— Start —
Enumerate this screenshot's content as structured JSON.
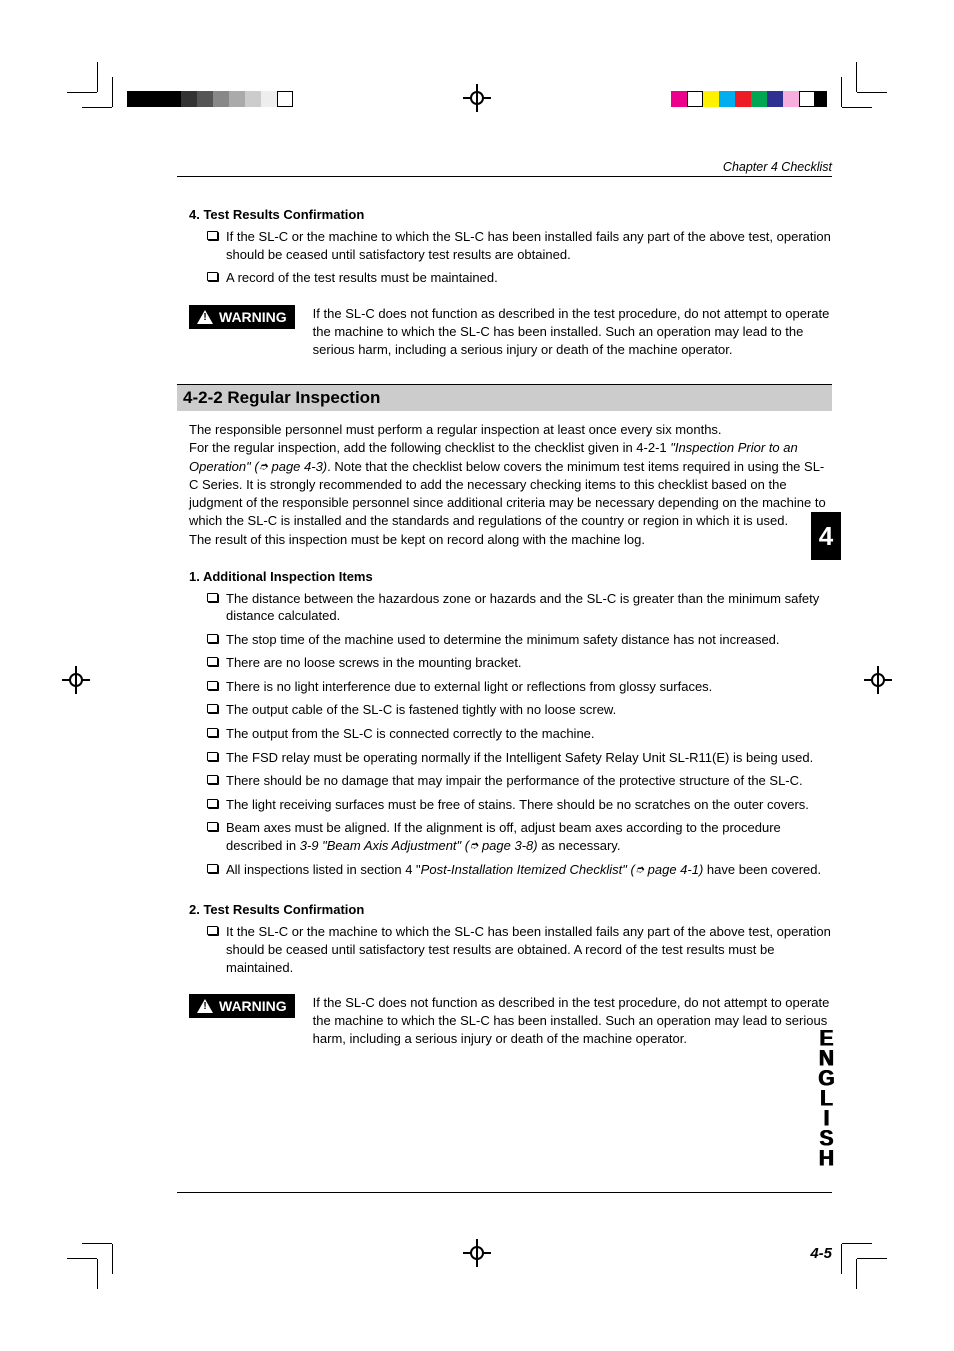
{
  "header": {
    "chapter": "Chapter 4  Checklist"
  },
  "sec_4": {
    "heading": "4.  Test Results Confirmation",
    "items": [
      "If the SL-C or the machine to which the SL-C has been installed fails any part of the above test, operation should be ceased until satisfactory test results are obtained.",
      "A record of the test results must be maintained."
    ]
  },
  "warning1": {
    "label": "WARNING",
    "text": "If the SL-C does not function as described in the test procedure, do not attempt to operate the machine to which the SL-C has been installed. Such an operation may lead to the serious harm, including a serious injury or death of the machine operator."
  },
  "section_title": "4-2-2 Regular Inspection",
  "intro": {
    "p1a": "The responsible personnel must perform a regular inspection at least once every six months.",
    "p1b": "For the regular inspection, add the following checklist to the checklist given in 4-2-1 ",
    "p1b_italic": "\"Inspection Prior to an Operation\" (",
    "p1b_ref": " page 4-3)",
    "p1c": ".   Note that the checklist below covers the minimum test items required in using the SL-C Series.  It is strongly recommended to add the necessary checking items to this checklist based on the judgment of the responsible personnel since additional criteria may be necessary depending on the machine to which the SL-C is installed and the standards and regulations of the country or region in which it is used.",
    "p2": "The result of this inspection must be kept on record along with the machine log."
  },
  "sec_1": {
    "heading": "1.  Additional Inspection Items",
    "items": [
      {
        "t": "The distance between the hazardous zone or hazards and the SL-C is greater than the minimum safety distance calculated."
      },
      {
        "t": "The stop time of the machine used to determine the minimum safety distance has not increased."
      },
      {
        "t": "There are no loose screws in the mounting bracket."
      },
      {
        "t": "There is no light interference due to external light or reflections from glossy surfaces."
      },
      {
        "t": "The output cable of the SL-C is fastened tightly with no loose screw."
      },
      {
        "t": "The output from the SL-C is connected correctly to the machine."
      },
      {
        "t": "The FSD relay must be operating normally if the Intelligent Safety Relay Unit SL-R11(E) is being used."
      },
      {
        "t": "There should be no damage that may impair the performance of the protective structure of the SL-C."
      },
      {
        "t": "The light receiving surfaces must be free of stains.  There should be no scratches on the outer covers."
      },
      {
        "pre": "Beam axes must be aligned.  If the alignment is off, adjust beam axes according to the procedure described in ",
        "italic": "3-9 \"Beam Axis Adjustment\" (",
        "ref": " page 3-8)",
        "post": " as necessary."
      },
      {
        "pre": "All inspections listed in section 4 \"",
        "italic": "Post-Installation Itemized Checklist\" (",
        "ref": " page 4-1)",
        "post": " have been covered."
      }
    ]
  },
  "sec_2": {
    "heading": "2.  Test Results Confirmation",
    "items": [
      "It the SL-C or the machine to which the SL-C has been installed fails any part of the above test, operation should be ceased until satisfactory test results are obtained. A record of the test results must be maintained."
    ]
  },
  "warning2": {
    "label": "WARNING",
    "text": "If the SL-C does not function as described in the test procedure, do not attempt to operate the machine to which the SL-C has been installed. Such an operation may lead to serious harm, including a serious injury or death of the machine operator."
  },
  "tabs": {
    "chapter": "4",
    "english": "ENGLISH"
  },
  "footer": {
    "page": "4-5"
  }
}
— End —
— Start —
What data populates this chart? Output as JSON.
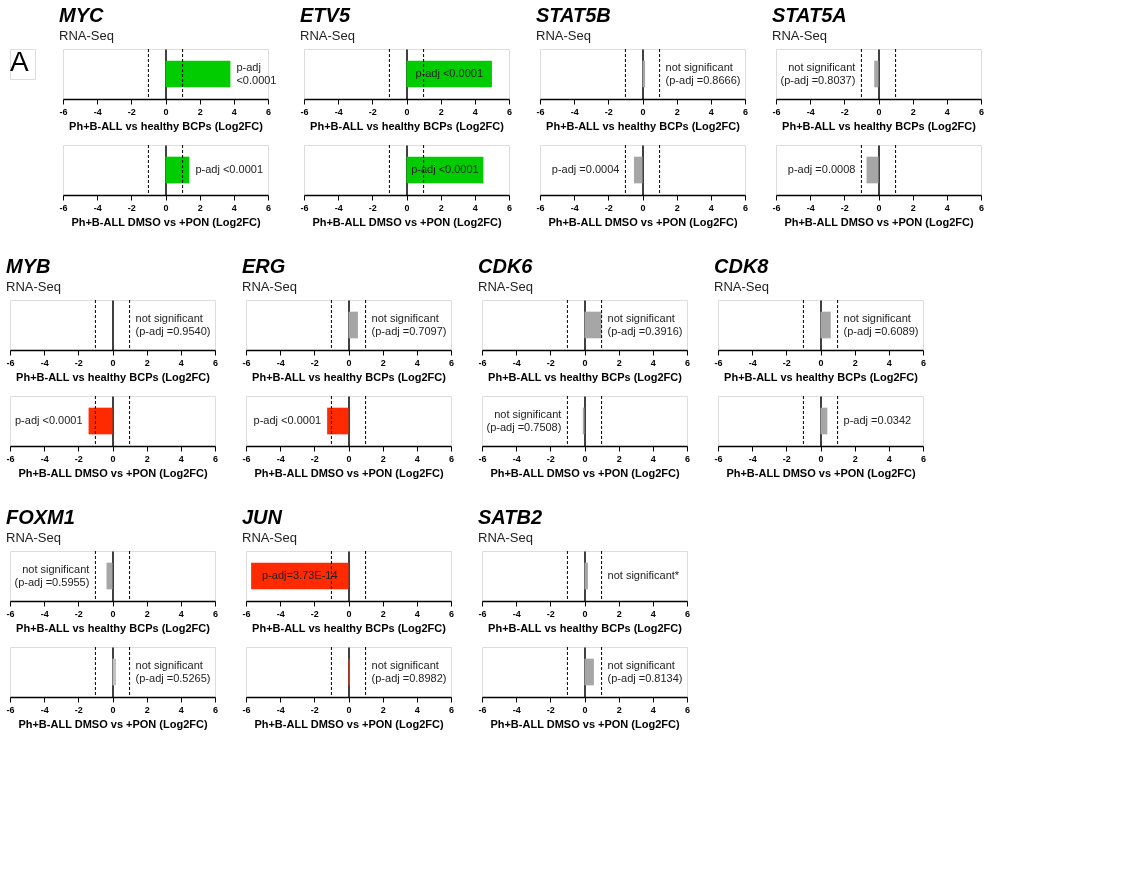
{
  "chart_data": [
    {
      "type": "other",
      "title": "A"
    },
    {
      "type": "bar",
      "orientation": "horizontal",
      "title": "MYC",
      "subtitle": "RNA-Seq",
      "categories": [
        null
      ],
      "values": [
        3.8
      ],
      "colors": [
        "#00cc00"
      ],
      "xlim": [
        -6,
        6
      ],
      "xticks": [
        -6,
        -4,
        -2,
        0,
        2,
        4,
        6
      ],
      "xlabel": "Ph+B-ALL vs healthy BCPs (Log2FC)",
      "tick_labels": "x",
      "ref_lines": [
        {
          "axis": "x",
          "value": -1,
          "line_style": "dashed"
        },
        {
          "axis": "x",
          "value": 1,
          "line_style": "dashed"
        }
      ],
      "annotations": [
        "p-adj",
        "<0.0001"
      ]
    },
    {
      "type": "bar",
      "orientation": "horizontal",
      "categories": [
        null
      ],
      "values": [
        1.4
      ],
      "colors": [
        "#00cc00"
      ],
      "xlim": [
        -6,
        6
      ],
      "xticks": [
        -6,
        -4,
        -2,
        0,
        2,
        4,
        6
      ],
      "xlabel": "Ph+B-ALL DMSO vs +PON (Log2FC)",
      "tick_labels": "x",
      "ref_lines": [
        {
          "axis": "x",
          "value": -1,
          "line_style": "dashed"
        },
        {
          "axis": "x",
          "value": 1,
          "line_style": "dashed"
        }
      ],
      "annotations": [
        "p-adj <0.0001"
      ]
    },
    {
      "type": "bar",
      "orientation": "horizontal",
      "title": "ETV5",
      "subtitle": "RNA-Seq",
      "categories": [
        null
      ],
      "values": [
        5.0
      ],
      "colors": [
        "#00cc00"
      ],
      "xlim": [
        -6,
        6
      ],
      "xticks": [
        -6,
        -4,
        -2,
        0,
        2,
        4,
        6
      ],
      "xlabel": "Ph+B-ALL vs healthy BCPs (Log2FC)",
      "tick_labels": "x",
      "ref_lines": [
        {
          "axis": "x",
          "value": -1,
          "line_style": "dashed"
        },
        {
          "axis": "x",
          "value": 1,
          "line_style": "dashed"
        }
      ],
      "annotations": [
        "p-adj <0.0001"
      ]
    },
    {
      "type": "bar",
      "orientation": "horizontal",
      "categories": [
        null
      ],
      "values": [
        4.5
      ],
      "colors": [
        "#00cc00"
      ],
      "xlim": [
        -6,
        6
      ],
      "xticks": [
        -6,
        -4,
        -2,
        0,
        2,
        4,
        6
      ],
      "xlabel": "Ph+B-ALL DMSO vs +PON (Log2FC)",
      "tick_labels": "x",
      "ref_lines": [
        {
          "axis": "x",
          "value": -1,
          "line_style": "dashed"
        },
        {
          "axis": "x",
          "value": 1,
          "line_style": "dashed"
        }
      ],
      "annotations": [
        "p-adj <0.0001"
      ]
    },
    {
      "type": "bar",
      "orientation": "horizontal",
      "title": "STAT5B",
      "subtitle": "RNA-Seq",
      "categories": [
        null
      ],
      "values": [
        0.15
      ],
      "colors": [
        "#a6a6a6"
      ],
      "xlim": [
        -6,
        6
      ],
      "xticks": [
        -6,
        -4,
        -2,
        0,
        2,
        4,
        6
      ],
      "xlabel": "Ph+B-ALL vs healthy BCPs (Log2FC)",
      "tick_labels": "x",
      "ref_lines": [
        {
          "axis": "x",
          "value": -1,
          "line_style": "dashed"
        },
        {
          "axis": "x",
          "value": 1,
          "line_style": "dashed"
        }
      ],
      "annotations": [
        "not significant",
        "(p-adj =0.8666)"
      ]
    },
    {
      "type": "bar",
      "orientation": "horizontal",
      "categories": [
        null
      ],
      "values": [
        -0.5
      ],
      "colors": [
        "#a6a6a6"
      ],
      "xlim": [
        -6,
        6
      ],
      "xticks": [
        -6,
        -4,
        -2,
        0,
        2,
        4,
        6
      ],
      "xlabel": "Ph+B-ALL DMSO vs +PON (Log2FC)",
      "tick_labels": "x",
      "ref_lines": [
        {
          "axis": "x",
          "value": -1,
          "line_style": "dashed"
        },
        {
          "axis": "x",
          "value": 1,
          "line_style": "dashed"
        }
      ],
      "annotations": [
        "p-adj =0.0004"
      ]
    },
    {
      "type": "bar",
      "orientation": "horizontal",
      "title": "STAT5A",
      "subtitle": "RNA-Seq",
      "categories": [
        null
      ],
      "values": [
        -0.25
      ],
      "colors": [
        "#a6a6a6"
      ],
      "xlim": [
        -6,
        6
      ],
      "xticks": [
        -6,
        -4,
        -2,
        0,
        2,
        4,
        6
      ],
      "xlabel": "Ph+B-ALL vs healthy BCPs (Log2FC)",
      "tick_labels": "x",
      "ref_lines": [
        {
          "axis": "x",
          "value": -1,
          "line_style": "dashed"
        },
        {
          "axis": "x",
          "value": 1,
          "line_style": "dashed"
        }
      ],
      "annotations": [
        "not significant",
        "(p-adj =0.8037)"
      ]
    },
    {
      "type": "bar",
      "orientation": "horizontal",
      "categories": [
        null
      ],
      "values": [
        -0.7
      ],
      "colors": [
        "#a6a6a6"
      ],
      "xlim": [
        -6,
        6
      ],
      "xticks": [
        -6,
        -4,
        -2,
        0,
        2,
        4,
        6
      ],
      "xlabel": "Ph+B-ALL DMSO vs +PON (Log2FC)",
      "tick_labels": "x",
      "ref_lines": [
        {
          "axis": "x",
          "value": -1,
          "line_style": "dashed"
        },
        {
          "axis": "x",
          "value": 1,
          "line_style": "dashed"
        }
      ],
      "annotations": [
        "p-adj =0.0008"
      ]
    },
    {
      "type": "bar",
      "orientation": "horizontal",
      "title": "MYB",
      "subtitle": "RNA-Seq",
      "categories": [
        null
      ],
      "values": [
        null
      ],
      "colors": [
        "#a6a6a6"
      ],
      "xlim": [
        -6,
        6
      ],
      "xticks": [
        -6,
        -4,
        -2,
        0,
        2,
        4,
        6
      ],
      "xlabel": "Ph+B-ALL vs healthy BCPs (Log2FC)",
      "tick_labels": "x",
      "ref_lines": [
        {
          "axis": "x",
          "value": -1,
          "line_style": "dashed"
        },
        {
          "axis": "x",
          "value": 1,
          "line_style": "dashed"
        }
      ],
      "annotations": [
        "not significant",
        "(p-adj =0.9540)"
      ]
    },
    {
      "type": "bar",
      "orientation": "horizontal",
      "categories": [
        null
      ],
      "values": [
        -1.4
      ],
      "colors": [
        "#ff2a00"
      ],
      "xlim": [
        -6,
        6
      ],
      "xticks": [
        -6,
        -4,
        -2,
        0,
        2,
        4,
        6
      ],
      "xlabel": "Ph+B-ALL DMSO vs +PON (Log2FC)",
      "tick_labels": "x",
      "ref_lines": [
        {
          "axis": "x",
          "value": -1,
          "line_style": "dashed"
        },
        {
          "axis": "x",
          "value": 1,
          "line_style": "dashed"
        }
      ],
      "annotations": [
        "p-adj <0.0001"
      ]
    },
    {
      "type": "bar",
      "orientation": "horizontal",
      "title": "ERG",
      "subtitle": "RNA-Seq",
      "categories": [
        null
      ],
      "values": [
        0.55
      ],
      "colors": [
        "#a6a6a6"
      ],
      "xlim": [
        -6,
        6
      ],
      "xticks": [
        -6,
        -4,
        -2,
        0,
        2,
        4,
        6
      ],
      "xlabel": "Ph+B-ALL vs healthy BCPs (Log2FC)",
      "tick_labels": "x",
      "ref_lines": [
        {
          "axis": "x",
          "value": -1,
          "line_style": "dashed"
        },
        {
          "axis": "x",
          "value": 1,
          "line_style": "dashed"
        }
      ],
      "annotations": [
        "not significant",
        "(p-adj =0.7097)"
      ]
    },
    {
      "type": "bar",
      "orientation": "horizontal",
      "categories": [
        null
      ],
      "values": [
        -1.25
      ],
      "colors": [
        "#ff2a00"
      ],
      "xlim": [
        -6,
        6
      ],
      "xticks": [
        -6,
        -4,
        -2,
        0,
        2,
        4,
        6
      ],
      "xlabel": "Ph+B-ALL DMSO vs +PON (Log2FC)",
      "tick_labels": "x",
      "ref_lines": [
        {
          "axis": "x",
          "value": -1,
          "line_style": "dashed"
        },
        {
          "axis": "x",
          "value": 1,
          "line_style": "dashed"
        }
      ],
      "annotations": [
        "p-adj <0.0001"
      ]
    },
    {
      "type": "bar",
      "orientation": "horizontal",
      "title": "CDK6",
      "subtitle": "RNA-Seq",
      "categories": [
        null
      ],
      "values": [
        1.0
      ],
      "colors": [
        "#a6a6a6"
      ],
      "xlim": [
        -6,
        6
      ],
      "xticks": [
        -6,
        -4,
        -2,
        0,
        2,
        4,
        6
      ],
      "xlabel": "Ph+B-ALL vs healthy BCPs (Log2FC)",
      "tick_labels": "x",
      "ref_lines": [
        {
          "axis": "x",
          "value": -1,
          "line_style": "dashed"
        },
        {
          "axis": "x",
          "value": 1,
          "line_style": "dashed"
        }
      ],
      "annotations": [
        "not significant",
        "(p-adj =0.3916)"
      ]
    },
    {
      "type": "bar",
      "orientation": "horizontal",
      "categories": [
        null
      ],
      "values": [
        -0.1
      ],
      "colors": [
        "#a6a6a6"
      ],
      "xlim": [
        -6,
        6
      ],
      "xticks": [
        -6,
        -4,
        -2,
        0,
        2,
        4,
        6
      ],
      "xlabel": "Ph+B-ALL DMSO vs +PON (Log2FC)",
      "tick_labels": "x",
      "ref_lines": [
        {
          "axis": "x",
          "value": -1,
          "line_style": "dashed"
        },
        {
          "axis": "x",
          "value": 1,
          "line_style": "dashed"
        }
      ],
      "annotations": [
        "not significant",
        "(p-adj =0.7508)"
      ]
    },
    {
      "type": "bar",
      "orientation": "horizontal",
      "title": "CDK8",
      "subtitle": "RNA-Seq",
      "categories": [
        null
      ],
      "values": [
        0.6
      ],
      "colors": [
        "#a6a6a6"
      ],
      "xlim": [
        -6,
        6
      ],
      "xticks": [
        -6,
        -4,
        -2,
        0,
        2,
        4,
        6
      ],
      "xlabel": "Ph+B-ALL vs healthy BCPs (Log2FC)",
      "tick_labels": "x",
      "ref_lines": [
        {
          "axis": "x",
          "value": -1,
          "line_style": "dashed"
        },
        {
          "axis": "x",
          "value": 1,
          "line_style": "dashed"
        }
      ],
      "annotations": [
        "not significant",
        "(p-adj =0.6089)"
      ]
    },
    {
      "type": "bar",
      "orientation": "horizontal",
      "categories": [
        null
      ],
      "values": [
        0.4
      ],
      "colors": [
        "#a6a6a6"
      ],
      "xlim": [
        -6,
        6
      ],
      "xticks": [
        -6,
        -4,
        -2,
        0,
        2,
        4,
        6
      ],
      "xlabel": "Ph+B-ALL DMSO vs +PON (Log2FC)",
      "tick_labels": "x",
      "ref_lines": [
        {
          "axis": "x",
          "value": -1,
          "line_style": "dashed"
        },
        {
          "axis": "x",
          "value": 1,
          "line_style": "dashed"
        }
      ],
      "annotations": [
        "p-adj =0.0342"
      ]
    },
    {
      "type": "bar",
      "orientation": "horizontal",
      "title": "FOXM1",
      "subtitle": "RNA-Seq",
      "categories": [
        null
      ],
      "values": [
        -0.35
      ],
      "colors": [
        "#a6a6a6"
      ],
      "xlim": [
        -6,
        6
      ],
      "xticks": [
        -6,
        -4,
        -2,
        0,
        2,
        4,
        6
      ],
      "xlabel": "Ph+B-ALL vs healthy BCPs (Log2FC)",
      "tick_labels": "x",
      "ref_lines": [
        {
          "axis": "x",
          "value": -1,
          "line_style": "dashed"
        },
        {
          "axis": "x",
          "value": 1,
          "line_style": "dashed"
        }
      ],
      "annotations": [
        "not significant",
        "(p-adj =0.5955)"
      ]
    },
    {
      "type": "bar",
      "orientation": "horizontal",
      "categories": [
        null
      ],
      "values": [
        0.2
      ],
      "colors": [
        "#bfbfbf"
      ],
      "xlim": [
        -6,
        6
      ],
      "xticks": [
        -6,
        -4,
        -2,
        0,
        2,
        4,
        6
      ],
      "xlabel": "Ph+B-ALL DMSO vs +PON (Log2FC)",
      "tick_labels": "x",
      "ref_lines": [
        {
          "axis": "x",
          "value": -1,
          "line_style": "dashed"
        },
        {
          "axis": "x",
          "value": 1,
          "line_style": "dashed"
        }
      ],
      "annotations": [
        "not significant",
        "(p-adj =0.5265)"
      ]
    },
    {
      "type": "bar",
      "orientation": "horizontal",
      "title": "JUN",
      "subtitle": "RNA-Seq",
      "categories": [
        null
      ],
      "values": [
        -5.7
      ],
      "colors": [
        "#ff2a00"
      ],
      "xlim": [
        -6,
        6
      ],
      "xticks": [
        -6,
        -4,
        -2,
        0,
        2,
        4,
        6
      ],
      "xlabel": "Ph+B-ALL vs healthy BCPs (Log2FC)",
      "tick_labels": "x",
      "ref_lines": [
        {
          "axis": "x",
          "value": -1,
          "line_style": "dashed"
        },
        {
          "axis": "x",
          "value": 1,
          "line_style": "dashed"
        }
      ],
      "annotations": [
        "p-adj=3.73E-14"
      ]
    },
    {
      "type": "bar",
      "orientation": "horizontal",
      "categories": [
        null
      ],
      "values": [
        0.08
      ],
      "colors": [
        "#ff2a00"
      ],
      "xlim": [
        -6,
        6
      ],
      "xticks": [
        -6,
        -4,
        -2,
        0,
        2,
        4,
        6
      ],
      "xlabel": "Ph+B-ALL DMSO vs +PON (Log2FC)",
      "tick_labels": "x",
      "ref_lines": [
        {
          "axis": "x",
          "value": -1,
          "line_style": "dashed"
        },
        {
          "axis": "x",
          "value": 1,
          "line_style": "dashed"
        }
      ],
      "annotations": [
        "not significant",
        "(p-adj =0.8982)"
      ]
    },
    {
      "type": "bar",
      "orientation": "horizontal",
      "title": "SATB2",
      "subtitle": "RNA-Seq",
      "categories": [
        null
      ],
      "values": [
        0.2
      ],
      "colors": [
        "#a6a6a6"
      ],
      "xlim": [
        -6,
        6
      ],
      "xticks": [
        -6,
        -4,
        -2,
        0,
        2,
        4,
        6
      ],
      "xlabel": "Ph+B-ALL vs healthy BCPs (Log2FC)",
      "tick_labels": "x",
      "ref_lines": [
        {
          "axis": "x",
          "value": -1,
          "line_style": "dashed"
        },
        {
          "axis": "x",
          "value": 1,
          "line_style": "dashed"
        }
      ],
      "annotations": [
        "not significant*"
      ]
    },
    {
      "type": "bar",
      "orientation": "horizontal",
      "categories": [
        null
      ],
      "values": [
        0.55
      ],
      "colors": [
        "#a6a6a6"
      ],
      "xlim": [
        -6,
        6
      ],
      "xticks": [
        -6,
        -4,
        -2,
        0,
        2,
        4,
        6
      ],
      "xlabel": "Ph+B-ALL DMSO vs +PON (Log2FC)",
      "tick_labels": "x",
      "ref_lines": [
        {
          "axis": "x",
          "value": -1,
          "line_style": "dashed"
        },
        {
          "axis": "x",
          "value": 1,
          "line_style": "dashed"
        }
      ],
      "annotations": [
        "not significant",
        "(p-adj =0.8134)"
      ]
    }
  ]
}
— End —
> _WORK TO COMPLETE_
Search the entries for the word "light" and gather every line where it appears.

> _RESPONSE TO THIS EXERCISE_
        "t": "There is no light interference due to external light or reflections from glossy surfaces."
        "t": "The light receiving surfaces must be free of stains.  There should be no scratches on the outer covers."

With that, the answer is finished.